## [SHORT TASK 1]
Answer these from the passage on South Africa's debt downgrade:
(a) Which two rating agencies downgraded South African debt to junk status?
(b) How much value have South African bonds shed?
(c) What percentage of local debt is owned by foreign investors?

## [SOURCE EXTRACT]
Events have moved swiftly – on 31 March the Minister of Finance and the Deputy Minister were axed. Ratings agencies Fitch and S&P downgraded South African debt to junk status the next week.
Why the muted response?
In December last year when Mr. Nene was replaced as Finance Minister, it appeared we had fallen off a cliff – the Rand tumbled and interest rates spiked sharply. Since then there were four attempts to replace Mr. Gordhan and thus the market was not surprised by the events of 31 March.
Yet there have been consequences – interest sensitive stocks have dropped R190 billion, South African bonds have shed R100 billion in value, the Rand is 10% weaker versus the US dollar and the cost of financing South African debt has increased by R1 billion per year.
The events so far …
Two of the major rating agencies – Fitch and S&P – have downgraded our foreign denominated debt to junk status. Fitch has also downgraded our Rand denominated debt. Usually for rating downgrades to trigger selling of country assets, two of the three agencies need to declare junk status. As our foreign denominated debt is only 10% of our debt, the response has not been as dramatic as many expected. If our local debt receives a downgrade from Moody’s (they are deciding how to react to March’s events) this will have a much greater impact, particularly as 35% of local debt is owned by foreign investors.

## [Listings of boxed layout items]
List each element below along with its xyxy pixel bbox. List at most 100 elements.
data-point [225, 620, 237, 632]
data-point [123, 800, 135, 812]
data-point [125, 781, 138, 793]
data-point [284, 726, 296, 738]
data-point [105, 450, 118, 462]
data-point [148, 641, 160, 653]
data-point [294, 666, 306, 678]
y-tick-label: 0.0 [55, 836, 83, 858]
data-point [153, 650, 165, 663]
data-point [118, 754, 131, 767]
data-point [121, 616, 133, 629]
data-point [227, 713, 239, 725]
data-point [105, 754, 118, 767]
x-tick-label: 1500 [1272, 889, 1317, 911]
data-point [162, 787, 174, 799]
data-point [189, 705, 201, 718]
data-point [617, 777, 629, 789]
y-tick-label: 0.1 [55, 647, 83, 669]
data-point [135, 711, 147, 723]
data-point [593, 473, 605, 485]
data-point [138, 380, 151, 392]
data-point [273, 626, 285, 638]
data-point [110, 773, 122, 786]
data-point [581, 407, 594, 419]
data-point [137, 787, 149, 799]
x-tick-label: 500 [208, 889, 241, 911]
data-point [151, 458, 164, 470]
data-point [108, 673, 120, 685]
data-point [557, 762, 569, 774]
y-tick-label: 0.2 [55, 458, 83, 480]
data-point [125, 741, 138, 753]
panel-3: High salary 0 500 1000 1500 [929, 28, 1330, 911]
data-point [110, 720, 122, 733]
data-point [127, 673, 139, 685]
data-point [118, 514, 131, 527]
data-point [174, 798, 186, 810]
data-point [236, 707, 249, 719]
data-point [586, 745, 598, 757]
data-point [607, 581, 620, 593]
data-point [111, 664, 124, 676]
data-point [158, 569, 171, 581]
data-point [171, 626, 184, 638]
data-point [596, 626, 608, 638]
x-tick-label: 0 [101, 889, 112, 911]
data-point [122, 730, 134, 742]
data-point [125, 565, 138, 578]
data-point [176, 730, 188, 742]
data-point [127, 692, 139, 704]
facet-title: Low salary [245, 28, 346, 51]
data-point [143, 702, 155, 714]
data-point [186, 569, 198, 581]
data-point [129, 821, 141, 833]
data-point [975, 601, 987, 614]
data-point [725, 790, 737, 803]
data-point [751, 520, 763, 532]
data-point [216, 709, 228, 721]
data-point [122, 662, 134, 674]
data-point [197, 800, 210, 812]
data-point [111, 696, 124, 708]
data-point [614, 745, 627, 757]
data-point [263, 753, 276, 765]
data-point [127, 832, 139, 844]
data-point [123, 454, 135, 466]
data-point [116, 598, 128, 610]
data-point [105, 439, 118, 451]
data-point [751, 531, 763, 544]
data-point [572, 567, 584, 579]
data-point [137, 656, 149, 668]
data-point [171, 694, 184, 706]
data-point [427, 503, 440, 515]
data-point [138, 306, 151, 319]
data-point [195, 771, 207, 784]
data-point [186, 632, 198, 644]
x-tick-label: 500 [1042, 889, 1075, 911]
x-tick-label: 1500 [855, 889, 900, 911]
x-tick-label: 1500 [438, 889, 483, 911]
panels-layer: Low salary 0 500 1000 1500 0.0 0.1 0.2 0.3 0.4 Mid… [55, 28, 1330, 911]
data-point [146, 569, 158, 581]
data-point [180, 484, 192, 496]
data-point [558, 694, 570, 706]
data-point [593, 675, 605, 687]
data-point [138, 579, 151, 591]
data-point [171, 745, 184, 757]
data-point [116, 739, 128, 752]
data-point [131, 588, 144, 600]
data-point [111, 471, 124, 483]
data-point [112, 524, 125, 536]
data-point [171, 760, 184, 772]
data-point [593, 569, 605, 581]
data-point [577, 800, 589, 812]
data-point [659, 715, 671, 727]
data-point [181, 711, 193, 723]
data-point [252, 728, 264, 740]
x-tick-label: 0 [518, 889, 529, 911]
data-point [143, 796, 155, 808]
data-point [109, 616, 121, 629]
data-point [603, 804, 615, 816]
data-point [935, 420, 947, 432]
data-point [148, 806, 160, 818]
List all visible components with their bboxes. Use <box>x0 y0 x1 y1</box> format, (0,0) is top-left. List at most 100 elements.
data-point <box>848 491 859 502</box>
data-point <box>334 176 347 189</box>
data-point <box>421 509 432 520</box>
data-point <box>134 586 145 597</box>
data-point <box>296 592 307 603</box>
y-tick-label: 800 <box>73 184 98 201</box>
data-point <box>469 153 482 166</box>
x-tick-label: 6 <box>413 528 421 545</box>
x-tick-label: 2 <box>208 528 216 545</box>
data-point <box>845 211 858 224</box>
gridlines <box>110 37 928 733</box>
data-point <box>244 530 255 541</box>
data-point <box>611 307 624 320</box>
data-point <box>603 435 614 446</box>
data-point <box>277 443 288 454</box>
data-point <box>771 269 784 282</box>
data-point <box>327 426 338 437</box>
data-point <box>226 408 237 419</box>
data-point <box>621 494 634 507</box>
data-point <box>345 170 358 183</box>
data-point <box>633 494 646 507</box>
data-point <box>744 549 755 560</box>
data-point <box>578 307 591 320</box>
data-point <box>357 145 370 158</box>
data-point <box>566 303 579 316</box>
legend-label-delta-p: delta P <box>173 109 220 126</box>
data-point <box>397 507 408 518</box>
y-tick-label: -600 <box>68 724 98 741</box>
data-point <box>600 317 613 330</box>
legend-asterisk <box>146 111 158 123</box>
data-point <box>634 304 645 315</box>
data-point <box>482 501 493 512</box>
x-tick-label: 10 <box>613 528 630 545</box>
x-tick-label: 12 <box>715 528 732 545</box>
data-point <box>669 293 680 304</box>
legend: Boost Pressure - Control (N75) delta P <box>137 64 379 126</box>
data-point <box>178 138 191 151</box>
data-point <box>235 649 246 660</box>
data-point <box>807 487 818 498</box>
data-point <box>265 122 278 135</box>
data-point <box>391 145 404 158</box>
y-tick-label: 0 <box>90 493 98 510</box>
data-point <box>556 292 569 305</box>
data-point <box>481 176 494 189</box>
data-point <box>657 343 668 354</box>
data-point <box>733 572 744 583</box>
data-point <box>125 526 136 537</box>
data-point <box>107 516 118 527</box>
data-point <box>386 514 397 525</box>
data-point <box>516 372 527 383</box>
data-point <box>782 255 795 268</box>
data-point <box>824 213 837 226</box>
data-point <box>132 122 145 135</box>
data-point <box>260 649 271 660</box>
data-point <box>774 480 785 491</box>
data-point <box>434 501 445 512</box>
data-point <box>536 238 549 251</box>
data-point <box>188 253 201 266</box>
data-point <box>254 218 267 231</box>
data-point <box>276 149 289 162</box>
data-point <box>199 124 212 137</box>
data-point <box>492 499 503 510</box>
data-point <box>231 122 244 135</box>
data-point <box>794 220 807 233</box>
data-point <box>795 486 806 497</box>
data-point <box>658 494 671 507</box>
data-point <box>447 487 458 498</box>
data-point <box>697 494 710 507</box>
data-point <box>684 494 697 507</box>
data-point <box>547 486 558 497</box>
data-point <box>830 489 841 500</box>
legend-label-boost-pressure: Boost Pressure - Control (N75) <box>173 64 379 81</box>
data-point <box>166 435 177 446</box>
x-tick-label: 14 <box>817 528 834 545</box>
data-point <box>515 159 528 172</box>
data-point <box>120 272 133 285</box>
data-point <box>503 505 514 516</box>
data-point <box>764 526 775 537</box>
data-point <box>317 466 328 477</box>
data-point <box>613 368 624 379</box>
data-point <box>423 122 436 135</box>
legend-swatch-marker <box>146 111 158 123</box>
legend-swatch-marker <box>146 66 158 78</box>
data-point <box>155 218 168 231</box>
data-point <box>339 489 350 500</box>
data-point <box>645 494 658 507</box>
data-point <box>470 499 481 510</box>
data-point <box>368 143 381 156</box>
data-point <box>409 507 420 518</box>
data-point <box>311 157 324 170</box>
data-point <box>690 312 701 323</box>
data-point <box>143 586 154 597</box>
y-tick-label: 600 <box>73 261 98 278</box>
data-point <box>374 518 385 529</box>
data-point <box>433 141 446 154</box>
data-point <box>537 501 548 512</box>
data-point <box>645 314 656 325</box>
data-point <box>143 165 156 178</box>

## [SHORT TASK 2]
Extract the records verbatim, starting at their first line and ending at the line that contains "data-point [227, 713, 239, 725]".

## [WORKED SOLUTION 1]
(a) Fitch and S&P
(b) R100 billion
(c) 35%

## [WORKED SOLUTION 2]
List each element below along with its xyxy pixel bbox. List at most 100 elements.
data-point [225, 620, 237, 632]
data-point [123, 800, 135, 812]
data-point [125, 781, 138, 793]
data-point [284, 726, 296, 738]
data-point [105, 450, 118, 462]
data-point [148, 641, 160, 653]
data-point [294, 666, 306, 678]
y-tick-label: 0.0 [55, 836, 83, 858]
data-point [153, 650, 165, 663]
data-point [118, 754, 131, 767]
data-point [121, 616, 133, 629]
data-point [227, 713, 239, 725]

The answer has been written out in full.